--- BEGIN Exercise data ---

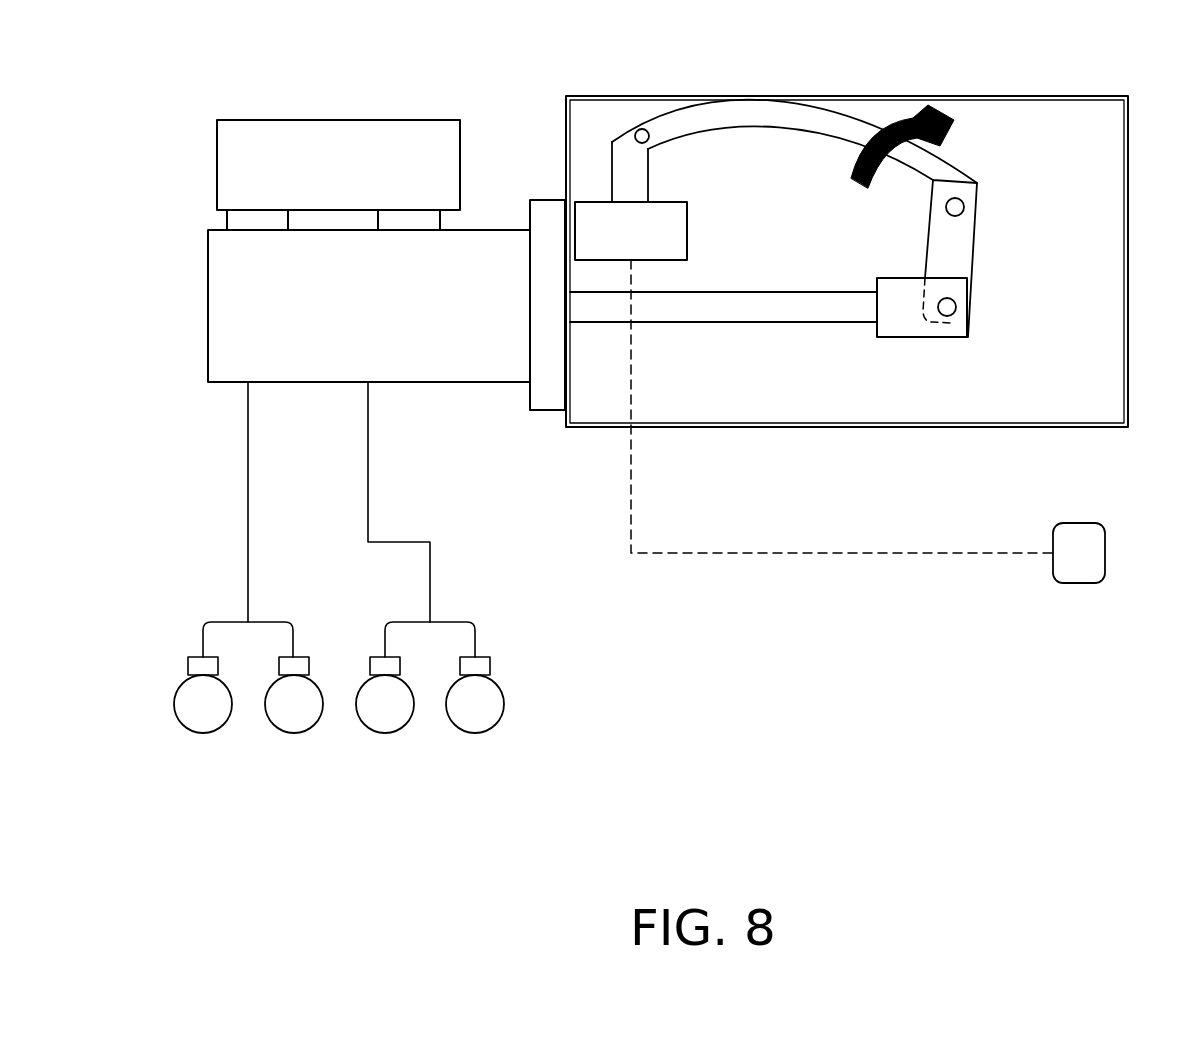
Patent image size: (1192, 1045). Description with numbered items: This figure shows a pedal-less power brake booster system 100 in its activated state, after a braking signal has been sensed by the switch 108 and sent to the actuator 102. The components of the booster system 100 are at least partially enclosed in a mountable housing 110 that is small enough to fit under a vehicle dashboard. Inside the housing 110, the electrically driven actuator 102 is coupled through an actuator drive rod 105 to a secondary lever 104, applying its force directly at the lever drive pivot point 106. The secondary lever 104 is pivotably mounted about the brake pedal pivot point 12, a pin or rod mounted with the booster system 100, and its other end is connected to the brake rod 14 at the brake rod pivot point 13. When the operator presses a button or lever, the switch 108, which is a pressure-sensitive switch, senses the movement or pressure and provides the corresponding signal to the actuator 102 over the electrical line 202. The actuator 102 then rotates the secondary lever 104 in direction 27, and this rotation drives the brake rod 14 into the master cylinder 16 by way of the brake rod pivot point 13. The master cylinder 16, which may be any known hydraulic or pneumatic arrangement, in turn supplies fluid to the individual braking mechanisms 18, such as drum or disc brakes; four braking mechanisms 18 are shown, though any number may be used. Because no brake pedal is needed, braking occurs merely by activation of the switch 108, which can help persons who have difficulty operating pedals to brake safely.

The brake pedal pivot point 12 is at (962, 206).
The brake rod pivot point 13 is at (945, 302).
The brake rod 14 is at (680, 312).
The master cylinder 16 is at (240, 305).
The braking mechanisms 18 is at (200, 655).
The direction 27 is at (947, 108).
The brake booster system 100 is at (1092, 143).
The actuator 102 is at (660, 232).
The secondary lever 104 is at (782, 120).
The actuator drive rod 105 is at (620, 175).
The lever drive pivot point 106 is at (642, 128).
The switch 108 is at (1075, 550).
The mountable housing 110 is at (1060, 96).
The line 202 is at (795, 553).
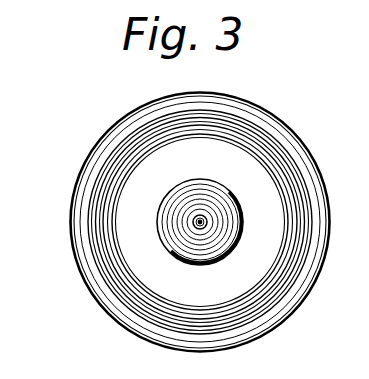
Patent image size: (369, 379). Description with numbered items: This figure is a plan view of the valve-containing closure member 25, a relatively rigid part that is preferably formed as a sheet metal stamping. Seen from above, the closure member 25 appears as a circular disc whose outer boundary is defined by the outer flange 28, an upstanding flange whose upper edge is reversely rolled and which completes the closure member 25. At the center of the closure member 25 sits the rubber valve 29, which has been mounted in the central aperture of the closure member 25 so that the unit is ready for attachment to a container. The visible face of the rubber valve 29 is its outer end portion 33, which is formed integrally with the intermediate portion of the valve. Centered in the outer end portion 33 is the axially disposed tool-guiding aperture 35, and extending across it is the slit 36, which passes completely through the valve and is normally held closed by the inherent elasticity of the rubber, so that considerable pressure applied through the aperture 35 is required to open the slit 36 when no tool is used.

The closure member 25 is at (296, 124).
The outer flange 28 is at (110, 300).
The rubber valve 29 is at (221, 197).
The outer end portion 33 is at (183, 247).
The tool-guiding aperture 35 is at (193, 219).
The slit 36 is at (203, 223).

--- END Exercise data ---

Task brief —
Output every item above verbatim, line for line, omitting the pictures.

Result —
Patent image size: (1192, 1045). Description with numbered items: This figure shows a pedal-less power brake booster system 100 in its activated state, after a braking signal has been sensed by the switch 108 and sent to the actuator 102. The components of the booster system 100 are at least partially enclosed in a mountable housing 110 that is small enough to fit under a vehicle dashboard. Inside the housing 110, the electrically driven actuator 102 is coupled through an actuator drive rod 105 to a secondary lever 104, applying its force directly at the lever drive pivot point 106. The secondary lever 104 is pivotably mounted about the brake pedal pivot point 12, a pin or rod mounted with the booster system 100, and its other end is connected to the brake rod 14 at the brake rod pivot point 13. When the operator presses a button or lever, the switch 108, which is a pressure-sensitive switch, senses the movement or pressure and provides the corresponding signal to the actuator 102 over the electrical line 202. The actuator 102 then rotates the secondary lever 104 in direction 27, and this rotation drives the brake rod 14 into the master cylinder 16 by way of the brake rod pivot point 13. The master cylinder 16, which may be any known hydraulic or pneumatic arrangement, in turn supplies fluid to the individual braking mechanisms 18, such as drum or disc brakes; four braking mechanisms 18 are shown, though any number may be used. Because no brake pedal is needed, braking occurs merely by activation of the switch 108, which can help persons who have difficulty operating pedals to brake safely.

The brake pedal pivot point 12 is at (962, 206).
The brake rod pivot point 13 is at (945, 302).
The brake rod 14 is at (680, 312).
The master cylinder 16 is at (240, 305).
The braking mechanisms 18 is at (200, 655).
The direction 27 is at (947, 108).
The brake booster system 100 is at (1092, 143).
The actuator 102 is at (660, 232).
The secondary lever 104 is at (782, 120).
The actuator drive rod 105 is at (620, 175).
The lever drive pivot point 106 is at (642, 128).
The switch 108 is at (1075, 550).
The mountable housing 110 is at (1060, 96).
The line 202 is at (795, 553).
Patent image size: (369, 379). Description with numbered items: This figure is a plan view of the valve-containing closure member 25, a relatively rigid part that is preferably formed as a sheet metal stamping. Seen from above, the closure member 25 appears as a circular disc whose outer boundary is defined by the outer flange 28, an upstanding flange whose upper edge is reversely rolled and which completes the closure member 25. At the center of the closure member 25 sits the rubber valve 29, which has been mounted in the central aperture of the closure member 25 so that the unit is ready for attachment to a container. The visible face of the rubber valve 29 is its outer end portion 33, which is formed integrally with the intermediate portion of the valve. Centered in the outer end portion 33 is the axially disposed tool-guiding aperture 35, and extending across it is the slit 36, which passes completely through the valve and is normally held closed by the inherent elasticity of the rubber, so that considerable pressure applied through the aperture 35 is required to open the slit 36 when no tool is used.

The closure member 25 is at (296, 124).
The outer flange 28 is at (110, 300).
The rubber valve 29 is at (221, 197).
The outer end portion 33 is at (183, 247).
The tool-guiding aperture 35 is at (193, 219).
The slit 36 is at (203, 223).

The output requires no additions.